**GIVEN INSTRUCTION**
All of the material below is to be retyped exactly.

[Raw records]
++++++++++

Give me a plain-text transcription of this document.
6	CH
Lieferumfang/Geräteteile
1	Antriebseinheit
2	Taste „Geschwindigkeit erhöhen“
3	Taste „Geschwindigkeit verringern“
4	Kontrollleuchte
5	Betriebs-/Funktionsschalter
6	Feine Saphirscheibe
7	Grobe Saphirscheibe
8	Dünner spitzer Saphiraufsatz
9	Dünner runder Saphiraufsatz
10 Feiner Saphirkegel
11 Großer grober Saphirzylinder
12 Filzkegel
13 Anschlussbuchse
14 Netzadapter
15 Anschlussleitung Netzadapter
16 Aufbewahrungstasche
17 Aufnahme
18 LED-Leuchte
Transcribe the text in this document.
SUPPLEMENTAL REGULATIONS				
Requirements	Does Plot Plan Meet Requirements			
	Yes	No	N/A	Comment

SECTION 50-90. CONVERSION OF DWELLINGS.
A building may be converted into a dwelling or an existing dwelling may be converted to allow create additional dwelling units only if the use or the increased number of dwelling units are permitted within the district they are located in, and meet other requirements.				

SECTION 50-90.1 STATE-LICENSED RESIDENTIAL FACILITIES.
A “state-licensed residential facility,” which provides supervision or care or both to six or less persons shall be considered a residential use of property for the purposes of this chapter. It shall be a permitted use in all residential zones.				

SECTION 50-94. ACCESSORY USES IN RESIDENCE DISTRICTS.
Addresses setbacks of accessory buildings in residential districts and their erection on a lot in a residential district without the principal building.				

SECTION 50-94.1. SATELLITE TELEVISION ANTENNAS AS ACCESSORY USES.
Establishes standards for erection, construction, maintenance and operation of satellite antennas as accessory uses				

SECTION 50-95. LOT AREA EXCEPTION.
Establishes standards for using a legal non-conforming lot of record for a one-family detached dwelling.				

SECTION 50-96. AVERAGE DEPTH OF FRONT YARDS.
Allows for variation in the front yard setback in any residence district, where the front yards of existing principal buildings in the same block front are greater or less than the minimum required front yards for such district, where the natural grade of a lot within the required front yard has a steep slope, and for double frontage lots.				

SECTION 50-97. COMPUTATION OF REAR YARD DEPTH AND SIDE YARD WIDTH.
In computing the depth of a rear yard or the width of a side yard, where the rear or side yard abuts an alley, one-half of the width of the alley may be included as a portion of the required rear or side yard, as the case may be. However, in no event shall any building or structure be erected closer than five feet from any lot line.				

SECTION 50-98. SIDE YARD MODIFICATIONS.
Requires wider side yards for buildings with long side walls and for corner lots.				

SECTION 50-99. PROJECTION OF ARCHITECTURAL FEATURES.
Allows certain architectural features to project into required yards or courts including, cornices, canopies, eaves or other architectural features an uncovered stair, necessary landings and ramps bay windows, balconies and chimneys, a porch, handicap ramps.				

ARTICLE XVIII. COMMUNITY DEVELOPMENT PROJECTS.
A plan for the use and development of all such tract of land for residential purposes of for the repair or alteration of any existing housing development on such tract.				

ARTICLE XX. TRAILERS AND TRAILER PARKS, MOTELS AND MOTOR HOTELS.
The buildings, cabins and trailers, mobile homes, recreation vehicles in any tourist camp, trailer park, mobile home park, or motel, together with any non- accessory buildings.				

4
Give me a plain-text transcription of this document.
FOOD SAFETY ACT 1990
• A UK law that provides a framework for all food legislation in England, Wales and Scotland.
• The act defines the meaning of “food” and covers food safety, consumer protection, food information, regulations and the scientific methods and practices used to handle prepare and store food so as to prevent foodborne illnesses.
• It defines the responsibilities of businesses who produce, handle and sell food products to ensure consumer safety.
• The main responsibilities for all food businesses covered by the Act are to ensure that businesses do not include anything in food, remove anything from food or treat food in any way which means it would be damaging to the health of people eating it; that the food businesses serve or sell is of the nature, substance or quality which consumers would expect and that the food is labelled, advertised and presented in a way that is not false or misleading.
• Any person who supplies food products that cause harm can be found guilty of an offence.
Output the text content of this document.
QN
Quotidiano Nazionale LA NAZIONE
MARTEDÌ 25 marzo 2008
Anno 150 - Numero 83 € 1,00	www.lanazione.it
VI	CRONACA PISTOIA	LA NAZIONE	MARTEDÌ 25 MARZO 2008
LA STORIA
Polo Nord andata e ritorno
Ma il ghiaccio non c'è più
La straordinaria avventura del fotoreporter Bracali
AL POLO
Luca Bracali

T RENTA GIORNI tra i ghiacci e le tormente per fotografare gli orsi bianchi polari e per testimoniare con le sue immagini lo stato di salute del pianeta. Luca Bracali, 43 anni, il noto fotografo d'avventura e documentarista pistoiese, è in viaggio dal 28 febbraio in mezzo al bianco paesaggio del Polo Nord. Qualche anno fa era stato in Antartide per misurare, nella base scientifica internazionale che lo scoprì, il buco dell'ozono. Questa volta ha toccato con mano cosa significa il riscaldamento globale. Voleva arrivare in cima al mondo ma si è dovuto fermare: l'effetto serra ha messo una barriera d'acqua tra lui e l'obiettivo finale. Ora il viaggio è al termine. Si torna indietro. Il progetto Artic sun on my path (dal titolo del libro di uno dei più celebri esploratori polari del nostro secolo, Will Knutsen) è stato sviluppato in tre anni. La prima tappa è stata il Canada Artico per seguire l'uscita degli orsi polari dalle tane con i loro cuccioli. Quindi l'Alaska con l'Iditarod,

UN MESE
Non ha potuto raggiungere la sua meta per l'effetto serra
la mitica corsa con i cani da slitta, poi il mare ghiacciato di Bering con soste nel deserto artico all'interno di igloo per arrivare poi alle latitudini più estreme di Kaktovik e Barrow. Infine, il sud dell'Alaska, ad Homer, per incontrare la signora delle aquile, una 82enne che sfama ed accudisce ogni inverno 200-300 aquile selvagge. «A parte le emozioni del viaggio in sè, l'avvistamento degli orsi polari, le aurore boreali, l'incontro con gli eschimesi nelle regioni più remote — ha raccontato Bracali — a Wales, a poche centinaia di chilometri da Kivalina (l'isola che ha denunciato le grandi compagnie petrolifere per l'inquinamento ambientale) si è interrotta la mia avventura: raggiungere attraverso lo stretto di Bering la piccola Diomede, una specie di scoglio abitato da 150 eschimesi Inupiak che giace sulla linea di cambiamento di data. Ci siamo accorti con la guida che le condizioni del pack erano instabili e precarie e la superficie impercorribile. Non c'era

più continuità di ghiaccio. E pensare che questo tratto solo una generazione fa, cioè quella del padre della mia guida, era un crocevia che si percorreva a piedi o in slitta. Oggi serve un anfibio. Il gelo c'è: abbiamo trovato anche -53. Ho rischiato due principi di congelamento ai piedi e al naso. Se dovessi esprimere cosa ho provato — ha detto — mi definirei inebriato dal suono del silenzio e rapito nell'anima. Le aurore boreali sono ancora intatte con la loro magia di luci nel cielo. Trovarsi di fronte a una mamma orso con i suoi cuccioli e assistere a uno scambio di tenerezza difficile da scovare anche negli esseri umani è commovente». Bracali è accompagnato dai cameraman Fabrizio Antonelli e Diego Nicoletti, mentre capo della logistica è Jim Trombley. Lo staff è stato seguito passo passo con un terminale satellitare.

++++++++++

**ANSWER TO THIS EXERCISE**
Give me a plain-text transcription of this document.
6	CH
Lieferumfang/Geräteteile
1	Antriebseinheit
2	Taste „Geschwindigkeit erhöhen“
3	Taste „Geschwindigkeit verringern“
4	Kontrollleuchte
5	Betriebs-/Funktionsschalter
6	Feine Saphirscheibe
7	Grobe Saphirscheibe
8	Dünner spitzer Saphiraufsatz
9	Dünner runder Saphiraufsatz
10 Feiner Saphirkegel
11 Großer grober Saphirzylinder
12 Filzkegel
13 Anschlussbuchse
14 Netzadapter
15 Anschlussleitung Netzadapter
16 Aufbewahrungstasche
17 Aufnahme
18 LED-Leuchte
Transcribe the text in this document.
SUPPLEMENTAL REGULATIONS				
Requirements	Does Plot Plan Meet Requirements			
	Yes	No	N/A	Comment

SECTION 50-90. CONVERSION OF DWELLINGS.
A building may be converted into a dwelling or an existing dwelling may be converted to allow create additional dwelling units only if the use or the increased number of dwelling units are permitted within the district they are located in, and meet other requirements.				

SECTION 50-90.1 STATE-LICENSED RESIDENTIAL FACILITIES.
A “state-licensed residential facility,” which provides supervision or care or both to six or less persons shall be considered a residential use of property for the purposes of this chapter. It shall be a permitted use in all residential zones.				

SECTION 50-94. ACCESSORY USES IN RESIDENCE DISTRICTS.
Addresses setbacks of accessory buildings in residential districts and their erection on a lot in a residential district without the principal building.				

SECTION 50-94.1. SATELLITE TELEVISION ANTENNAS AS ACCESSORY USES.
Establishes standards for erection, construction, maintenance and operation of satellite antennas as accessory uses				

SECTION 50-95. LOT AREA EXCEPTION.
Establishes standards for using a legal non-conforming lot of record for a one-family detached dwelling.				

SECTION 50-96. AVERAGE DEPTH OF FRONT YARDS.
Allows for variation in the front yard setback in any residence district, where the front yards of existing principal buildings in the same block front are greater or less than the minimum required front yards for such district, where the natural grade of a lot within the required front yard has a steep slope, and for double frontage lots.				

SECTION 50-97. COMPUTATION OF REAR YARD DEPTH AND SIDE YARD WIDTH.
In computing the depth of a rear yard or the width of a side yard, where the rear or side yard abuts an alley, one-half of the width of the alley may be included as a portion of the required rear or side yard, as the case may be. However, in no event shall any building or structure be erected closer than five feet from any lot line.				

SECTION 50-98. SIDE YARD MODIFICATIONS.
Requires wider side yards for buildings with long side walls and for corner lots.				

SECTION 50-99. PROJECTION OF ARCHITECTURAL FEATURES.
Allows certain architectural features to project into required yards or courts including, cornices, canopies, eaves or other architectural features an uncovered stair, necessary landings and ramps bay windows, balconies and chimneys, a porch, handicap ramps.				

ARTICLE XVIII. COMMUNITY DEVELOPMENT PROJECTS.
A plan for the use and development of all such tract of land for residential purposes of for the repair or alteration of any existing housing development on such tract.				

ARTICLE XX. TRAILERS AND TRAILER PARKS, MOTELS AND MOTOR HOTELS.
The buildings, cabins and trailers, mobile homes, recreation vehicles in any tourist camp, trailer park, mobile home park, or motel, together with any non- accessory buildings.				

4
Give me a plain-text transcription of this document.
FOOD SAFETY ACT 1990
• A UK law that provides a framework for all food legislation in England, Wales and Scotland.
• The act defines the meaning of “food” and covers food safety, consumer protection, food information, regulations and the scientific methods and practices used to handle prepare and store food so as to prevent foodborne illnesses.
• It defines the responsibilities of businesses who produce, handle and sell food products to ensure consumer safety.
• The main responsibilities for all food businesses covered by the Act are to ensure that businesses do not include anything in food, remove anything from food or treat food in any way which means it would be damaging to the health of people eating it; that the food businesses serve or sell is of the nature, substance or quality which consumers would expect and that the food is labelled, advertised and presented in a way that is not false or misleading.
• Any person who supplies food products that cause harm can be found guilty of an offence.
Output the text content of this document.
QN
Quotidiano Nazionale LA NAZIONE
MARTEDÌ 25 marzo 2008
Anno 150 - Numero 83 € 1,00	www.lanazione.it
VI	CRONACA PISTOIA	LA NAZIONE	MARTEDÌ 25 MARZO 2008
LA STORIA
Polo Nord andata e ritorno
Ma il ghiaccio non c'è più
La straordinaria avventura del fotoreporter Bracali
AL POLO
Luca Bracali

T RENTA GIORNI tra i ghiacci e le tormente per fotografare gli orsi bianchi polari e per testimoniare con le sue immagini lo stato di salute del pianeta. Luca Bracali, 43 anni, il noto fotografo d'avventura e documentarista pistoiese, è in viaggio dal 28 febbraio in mezzo al bianco paesaggio del Polo Nord. Qualche anno fa era stato in Antartide per misurare, nella base scientifica internazionale che lo scoprì, il buco dell'ozono. Questa volta ha toccato con mano cosa significa il riscaldamento globale. Voleva arrivare in cima al mondo ma si è dovuto fermare: l'effetto serra ha messo una barriera d'acqua tra lui e l'obiettivo finale. Ora il viaggio è al termine. Si torna indietro. Il progetto Artic sun on my path (dal titolo del libro di uno dei più celebri esploratori polari del nostro secolo, Will Knutsen) è stato sviluppato in tre anni. La prima tappa è stata il Canada Artico per seguire l'uscita degli orsi polari dalle tane con i loro cuccioli. Quindi l'Alaska con l'Iditarod,

UN MESE
Non ha potuto raggiungere la sua meta per l'effetto serra
la mitica corsa con i cani da slitta, poi il mare ghiacciato di Bering con soste nel deserto artico all'interno di igloo per arrivare poi alle latitudini più estreme di Kaktovik e Barrow. Infine, il sud dell'Alaska, ad Homer, per incontrare la signora delle aquile, una 82enne che sfama ed accudisce ogni inverno 200-300 aquile selvagge. «A parte le emozioni del viaggio in sè, l'avvistamento degli orsi polari, le aurore boreali, l'incontro con gli eschimesi nelle regioni più remote — ha raccontato Bracali — a Wales, a poche centinaia di chilometri da Kivalina (l'isola che ha denunciato le grandi compagnie petrolifere per l'inquinamento ambientale) si è interrotta la mia avventura: raggiungere attraverso lo stretto di Bering la piccola Diomede, una specie di scoglio abitato da 150 eschimesi Inupiak che giace sulla linea di cambiamento di data. Ci siamo accorti con la guida che le condizioni del pack erano instabili e precarie e la superficie impercorribile. Non c'era

più continuità di ghiaccio. E pensare che questo tratto solo una generazione fa, cioè quella del padre della mia guida, era un crocevia che si percorreva a piedi o in slitta. Oggi serve un anfibio. Il gelo c'è: abbiamo trovato anche -53. Ho rischiato due principi di congelamento ai piedi e al naso. Se dovessi esprimere cosa ho provato — ha detto — mi definirei inebriato dal suono del silenzio e rapito nell'anima. Le aurore boreali sono ancora intatte con la loro magia di luci nel cielo. Trovarsi di fronte a una mamma orso con i suoi cuccioli e assistere a uno scambio di tenerezza difficile da scovare anche negli esseri umani è commovente». Bracali è accompagnato dai cameraman Fabrizio Antonelli e Diego Nicoletti, mentre capo della logistica è Jim Trombley. Lo staff è stato seguito passo passo con un terminale satellitare.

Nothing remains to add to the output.